- _Given task_: Find each line containing the string "ffffff" and return it.

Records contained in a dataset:
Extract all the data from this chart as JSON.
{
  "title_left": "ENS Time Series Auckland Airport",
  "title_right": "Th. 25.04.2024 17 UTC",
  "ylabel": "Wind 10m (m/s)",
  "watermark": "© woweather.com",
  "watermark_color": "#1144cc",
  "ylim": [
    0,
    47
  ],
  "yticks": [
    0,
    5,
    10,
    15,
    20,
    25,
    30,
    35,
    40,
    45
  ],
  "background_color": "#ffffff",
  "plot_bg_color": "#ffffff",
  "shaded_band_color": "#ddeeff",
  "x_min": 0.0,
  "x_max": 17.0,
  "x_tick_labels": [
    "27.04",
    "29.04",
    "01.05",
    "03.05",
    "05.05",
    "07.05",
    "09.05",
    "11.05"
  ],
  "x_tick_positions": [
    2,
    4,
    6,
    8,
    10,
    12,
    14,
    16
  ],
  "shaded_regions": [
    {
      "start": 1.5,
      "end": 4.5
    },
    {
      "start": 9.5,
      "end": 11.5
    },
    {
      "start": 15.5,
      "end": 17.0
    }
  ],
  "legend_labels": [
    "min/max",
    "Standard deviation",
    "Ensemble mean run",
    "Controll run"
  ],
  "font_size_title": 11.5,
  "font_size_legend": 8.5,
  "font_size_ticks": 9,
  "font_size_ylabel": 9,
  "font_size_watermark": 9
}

- _Expected output_:
  "background_color": "#ffffff",
  "plot_bg_color": "#ffffff",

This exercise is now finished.